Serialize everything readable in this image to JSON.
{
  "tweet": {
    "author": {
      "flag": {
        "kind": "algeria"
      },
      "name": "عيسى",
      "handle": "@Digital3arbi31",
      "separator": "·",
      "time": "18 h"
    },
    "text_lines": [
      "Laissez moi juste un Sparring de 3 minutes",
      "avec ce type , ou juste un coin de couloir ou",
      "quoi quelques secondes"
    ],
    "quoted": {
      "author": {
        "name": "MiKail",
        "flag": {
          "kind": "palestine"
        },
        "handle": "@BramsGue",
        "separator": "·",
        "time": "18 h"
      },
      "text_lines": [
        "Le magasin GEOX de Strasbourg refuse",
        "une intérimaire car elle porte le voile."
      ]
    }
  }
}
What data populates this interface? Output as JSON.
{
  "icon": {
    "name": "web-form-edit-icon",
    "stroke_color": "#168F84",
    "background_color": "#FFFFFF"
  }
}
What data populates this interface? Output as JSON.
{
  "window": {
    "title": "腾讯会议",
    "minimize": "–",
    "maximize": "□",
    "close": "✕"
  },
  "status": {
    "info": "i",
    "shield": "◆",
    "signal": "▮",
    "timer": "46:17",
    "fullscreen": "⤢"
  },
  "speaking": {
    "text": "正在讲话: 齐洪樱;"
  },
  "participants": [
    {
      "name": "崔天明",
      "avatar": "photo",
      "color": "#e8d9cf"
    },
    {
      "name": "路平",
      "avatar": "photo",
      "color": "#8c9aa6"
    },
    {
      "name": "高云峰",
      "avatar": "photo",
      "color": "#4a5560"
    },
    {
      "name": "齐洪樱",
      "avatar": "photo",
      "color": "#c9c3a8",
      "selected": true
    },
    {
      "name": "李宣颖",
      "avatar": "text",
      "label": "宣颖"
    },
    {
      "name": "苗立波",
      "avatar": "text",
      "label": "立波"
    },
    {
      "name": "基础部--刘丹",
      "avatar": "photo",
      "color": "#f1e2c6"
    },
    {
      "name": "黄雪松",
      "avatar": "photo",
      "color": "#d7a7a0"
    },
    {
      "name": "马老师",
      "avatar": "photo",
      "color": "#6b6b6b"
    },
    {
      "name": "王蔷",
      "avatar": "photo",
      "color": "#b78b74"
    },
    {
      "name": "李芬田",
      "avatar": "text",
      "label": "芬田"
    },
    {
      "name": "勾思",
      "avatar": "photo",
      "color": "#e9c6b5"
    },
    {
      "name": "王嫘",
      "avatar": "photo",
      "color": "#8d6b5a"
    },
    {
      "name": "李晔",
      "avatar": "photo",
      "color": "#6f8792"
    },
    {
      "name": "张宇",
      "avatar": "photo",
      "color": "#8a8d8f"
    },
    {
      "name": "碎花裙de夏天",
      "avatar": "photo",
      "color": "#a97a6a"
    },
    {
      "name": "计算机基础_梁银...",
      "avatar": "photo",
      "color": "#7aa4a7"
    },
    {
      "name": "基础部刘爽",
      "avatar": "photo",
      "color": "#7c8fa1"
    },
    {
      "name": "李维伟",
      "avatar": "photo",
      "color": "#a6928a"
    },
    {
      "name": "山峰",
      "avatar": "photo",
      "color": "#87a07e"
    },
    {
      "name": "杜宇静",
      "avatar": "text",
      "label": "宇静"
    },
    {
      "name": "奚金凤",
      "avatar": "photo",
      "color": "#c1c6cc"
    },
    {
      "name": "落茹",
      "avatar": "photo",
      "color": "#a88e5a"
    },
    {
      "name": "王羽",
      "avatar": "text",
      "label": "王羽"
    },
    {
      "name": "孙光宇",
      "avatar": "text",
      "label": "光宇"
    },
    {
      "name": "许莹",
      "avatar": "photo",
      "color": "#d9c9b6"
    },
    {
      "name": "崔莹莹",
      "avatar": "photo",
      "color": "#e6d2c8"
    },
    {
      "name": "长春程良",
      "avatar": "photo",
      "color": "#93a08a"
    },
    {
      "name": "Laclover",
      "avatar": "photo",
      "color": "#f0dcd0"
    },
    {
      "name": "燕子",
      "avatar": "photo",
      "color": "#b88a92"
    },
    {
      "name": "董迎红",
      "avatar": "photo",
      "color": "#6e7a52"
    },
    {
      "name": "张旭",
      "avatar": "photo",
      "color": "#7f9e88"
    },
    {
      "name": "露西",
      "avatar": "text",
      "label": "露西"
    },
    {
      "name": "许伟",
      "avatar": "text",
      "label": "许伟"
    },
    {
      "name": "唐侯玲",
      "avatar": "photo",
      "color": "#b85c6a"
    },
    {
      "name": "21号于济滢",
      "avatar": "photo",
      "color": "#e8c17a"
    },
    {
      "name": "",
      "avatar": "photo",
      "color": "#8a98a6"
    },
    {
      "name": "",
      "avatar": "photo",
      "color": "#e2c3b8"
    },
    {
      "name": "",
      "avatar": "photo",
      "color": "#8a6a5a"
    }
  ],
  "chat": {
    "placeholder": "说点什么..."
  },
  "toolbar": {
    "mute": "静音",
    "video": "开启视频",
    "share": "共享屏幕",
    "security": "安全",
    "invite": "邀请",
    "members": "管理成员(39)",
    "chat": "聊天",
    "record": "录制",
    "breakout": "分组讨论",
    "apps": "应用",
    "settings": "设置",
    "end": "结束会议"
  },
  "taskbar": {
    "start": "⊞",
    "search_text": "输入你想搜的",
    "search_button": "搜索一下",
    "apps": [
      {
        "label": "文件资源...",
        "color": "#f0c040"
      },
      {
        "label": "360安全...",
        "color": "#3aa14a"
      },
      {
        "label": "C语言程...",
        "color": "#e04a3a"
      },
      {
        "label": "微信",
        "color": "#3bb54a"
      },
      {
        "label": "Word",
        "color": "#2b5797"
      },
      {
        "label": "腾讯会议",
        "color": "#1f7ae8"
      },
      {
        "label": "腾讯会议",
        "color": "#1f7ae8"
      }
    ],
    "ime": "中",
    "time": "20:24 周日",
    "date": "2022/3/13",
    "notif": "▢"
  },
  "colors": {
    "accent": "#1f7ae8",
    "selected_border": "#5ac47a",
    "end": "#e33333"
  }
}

# EXERCISE
Each record above should be repeated exactly as it appears.

# FINISHED TASK
Serialize everything readable in this image to JSON.
{
  "tweet": {
    "author": {
      "flag": {
        "kind": "algeria"
      },
      "name": "عيسى",
      "handle": "@Digital3arbi31",
      "separator": "·",
      "time": "18 h"
    },
    "text_lines": [
      "Laissez moi juste un Sparring de 3 minutes",
      "avec ce type , ou juste un coin de couloir ou",
      "quoi quelques secondes"
    ],
    "quoted": {
      "author": {
        "name": "MiKail",
        "flag": {
          "kind": "palestine"
        },
        "handle": "@BramsGue",
        "separator": "·",
        "time": "18 h"
      },
      "text_lines": [
        "Le magasin GEOX de Strasbourg refuse",
        "une intérimaire car elle porte le voile."
      ]
    }
  }
}
What data populates this interface? Output as JSON.
{
  "icon": {
    "name": "web-form-edit-icon",
    "stroke_color": "#168F84",
    "background_color": "#FFFFFF"
  }
}
What data populates this interface? Output as JSON.
{
  "window": {
    "title": "腾讯会议",
    "minimize": "–",
    "maximize": "□",
    "close": "✕"
  },
  "status": {
    "info": "i",
    "shield": "◆",
    "signal": "▮",
    "timer": "46:17",
    "fullscreen": "⤢"
  },
  "speaking": {
    "text": "正在讲话: 齐洪樱;"
  },
  "participants": [
    {
      "name": "崔天明",
      "avatar": "photo",
      "color": "#e8d9cf"
    },
    {
      "name": "路平",
      "avatar": "photo",
      "color": "#8c9aa6"
    },
    {
      "name": "高云峰",
      "avatar": "photo",
      "color": "#4a5560"
    },
    {
      "name": "齐洪樱",
      "avatar": "photo",
      "color": "#c9c3a8",
      "selected": true
    },
    {
      "name": "李宣颖",
      "avatar": "text",
      "label": "宣颖"
    },
    {
      "name": "苗立波",
      "avatar": "text",
      "label": "立波"
    },
    {
      "name": "基础部--刘丹",
      "avatar": "photo",
      "color": "#f1e2c6"
    },
    {
      "name": "黄雪松",
      "avatar": "photo",
      "color": "#d7a7a0"
    },
    {
      "name": "马老师",
      "avatar": "photo",
      "color": "#6b6b6b"
    },
    {
      "name": "王蔷",
      "avatar": "photo",
      "color": "#b78b74"
    },
    {
      "name": "李芬田",
      "avatar": "text",
      "label": "芬田"
    },
    {
      "name": "勾思",
      "avatar": "photo",
      "color": "#e9c6b5"
    },
    {
      "name": "王嫘",
      "avatar": "photo",
      "color": "#8d6b5a"
    },
    {
      "name": "李晔",
      "avatar": "photo",
      "color": "#6f8792"
    },
    {
      "name": "张宇",
      "avatar": "photo",
      "color": "#8a8d8f"
    },
    {
      "name": "碎花裙de夏天",
      "avatar": "photo",
      "color": "#a97a6a"
    },
    {
      "name": "计算机基础_梁银...",
      "avatar": "photo",
      "color": "#7aa4a7"
    },
    {
      "name": "基础部刘爽",
      "avatar": "photo",
      "color": "#7c8fa1"
    },
    {
      "name": "李维伟",
      "avatar": "photo",
      "color": "#a6928a"
    },
    {
      "name": "山峰",
      "avatar": "photo",
      "color": "#87a07e"
    },
    {
      "name": "杜宇静",
      "avatar": "text",
      "label": "宇静"
    },
    {
      "name": "奚金凤",
      "avatar": "photo",
      "color": "#c1c6cc"
    },
    {
      "name": "落茹",
      "avatar": "photo",
      "color": "#a88e5a"
    },
    {
      "name": "王羽",
      "avatar": "text",
      "label": "王羽"
    },
    {
      "name": "孙光宇",
      "avatar": "text",
      "label": "光宇"
    },
    {
      "name": "许莹",
      "avatar": "photo",
      "color": "#d9c9b6"
    },
    {
      "name": "崔莹莹",
      "avatar": "photo",
      "color": "#e6d2c8"
    },
    {
      "name": "长春程良",
      "avatar": "photo",
      "color": "#93a08a"
    },
    {
      "name": "Laclover",
      "avatar": "photo",
      "color": "#f0dcd0"
    },
    {
      "name": "燕子",
      "avatar": "photo",
      "color": "#b88a92"
    },
    {
      "name": "董迎红",
      "avatar": "photo",
      "color": "#6e7a52"
    },
    {
      "name": "张旭",
      "avatar": "photo",
      "color": "#7f9e88"
    },
    {
      "name": "露西",
      "avatar": "text",
      "label": "露西"
    },
    {
      "name": "许伟",
      "avatar": "text",
      "label": "许伟"
    },
    {
      "name": "唐侯玲",
      "avatar": "photo",
      "color": "#b85c6a"
    },
    {
      "name": "21号于济滢",
      "avatar": "photo",
      "color": "#e8c17a"
    },
    {
      "name": "",
      "avatar": "photo",
      "color": "#8a98a6"
    },
    {
      "name": "",
      "avatar": "photo",
      "color": "#e2c3b8"
    },
    {
      "name": "",
      "avatar": "photo",
      "color": "#8a6a5a"
    }
  ],
  "chat": {
    "placeholder": "说点什么..."
  },
  "toolbar": {
    "mute": "静音",
    "video": "开启视频",
    "share": "共享屏幕",
    "security": "安全",
    "invite": "邀请",
    "members": "管理成员(39)",
    "chat": "聊天",
    "record": "录制",
    "breakout": "分组讨论",
    "apps": "应用",
    "settings": "设置",
    "end": "结束会议"
  },
  "taskbar": {
    "start": "⊞",
    "search_text": "输入你想搜的",
    "search_button": "搜索一下",
    "apps": [
      {
        "label": "文件资源...",
        "color": "#f0c040"
      },
      {
        "label": "360安全...",
        "color": "#3aa14a"
      },
      {
        "label": "C语言程...",
        "color": "#e04a3a"
      },
      {
        "label": "微信",
        "color": "#3bb54a"
      },
      {
        "label": "Word",
        "color": "#2b5797"
      },
      {
        "label": "腾讯会议",
        "color": "#1f7ae8"
      },
      {
        "label": "腾讯会议",
        "color": "#1f7ae8"
      }
    ],
    "ime": "中",
    "time": "20:24 周日",
    "date": "2022/3/13",
    "notif": "▢"
  },
  "colors": {
    "accent": "#1f7ae8",
    "selected_border": "#5ac47a",
    "end": "#e33333"
  }
}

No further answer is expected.